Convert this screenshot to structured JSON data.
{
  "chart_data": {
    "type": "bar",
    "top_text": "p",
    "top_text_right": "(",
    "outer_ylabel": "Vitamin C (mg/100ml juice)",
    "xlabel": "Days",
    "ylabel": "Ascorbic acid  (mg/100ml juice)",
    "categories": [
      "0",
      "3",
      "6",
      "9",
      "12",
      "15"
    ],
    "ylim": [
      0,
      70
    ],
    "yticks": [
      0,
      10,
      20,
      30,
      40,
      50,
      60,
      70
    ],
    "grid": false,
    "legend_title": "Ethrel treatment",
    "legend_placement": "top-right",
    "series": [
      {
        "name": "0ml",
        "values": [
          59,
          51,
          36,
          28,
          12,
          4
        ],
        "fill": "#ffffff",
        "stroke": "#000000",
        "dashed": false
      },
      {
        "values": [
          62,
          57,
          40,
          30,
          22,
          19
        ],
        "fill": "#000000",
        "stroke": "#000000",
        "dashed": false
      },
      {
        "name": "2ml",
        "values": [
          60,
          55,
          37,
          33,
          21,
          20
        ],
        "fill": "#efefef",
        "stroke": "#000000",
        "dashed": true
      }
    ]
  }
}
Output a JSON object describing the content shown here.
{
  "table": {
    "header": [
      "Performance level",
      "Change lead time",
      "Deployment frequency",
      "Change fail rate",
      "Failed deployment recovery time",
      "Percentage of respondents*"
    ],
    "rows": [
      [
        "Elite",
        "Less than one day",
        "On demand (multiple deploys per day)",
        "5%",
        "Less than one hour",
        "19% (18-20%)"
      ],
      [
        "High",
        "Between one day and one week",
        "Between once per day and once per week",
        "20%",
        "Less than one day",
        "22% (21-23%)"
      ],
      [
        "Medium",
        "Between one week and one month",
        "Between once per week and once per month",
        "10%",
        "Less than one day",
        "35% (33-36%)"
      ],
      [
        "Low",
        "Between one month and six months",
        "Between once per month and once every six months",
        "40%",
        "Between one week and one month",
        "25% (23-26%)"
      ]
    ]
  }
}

____________________

§ **SHORT PROBLEM**: Each line of the listing should be echoed back exactly.

§ **PROBLEM SOLUTION**:
Convert this screenshot to structured JSON data.
{
  "chart_data": {
    "type": "bar",
    "top_text": "p",
    "top_text_right": "(",
    "outer_ylabel": "Vitamin C (mg/100ml juice)",
    "xlabel": "Days",
    "ylabel": "Ascorbic acid  (mg/100ml juice)",
    "categories": [
      "0",
      "3",
      "6",
      "9",
      "12",
      "15"
    ],
    "ylim": [
      0,
      70
    ],
    "yticks": [
      0,
      10,
      20,
      30,
      40,
      50,
      60,
      70
    ],
    "grid": false,
    "legend_title": "Ethrel treatment",
    "legend_placement": "top-right",
    "series": [
      {
        "name": "0ml",
        "values": [
          59,
          51,
          36,
          28,
          12,
          4
        ],
        "fill": "#ffffff",
        "stroke": "#000000",
        "dashed": false
      },
      {
        "values": [
          62,
          57,
          40,
          30,
          22,
          19
        ],
        "fill": "#000000",
        "stroke": "#000000",
        "dashed": false
      },
      {
        "name": "2ml",
        "values": [
          60,
          55,
          37,
          33,
          21,
          20
        ],
        "fill": "#efefef",
        "stroke": "#000000",
        "dashed": true
      }
    ]
  }
}
Output a JSON object describing the content shown here.
{
  "table": {
    "header": [
      "Performance level",
      "Change lead time",
      "Deployment frequency",
      "Change fail rate",
      "Failed deployment recovery time",
      "Percentage of respondents*"
    ],
    "rows": [
      [
        "Elite",
        "Less than one day",
        "On demand (multiple deploys per day)",
        "5%",
        "Less than one hour",
        "19% (18-20%)"
      ],
      [
        "High",
        "Between one day and one week",
        "Between once per day and once per week",
        "20%",
        "Less than one day",
        "22% (21-23%)"
      ],
      [
        "Medium",
        "Between one week and one month",
        "Between once per week and once per month",
        "10%",
        "Less than one day",
        "35% (33-36%)"
      ],
      [
        "Low",
        "Between one month and six months",
        "Between once per month and once every six months",
        "40%",
        "Between one week and one month",
        "25% (23-26%)"
      ]
    ]
  }
}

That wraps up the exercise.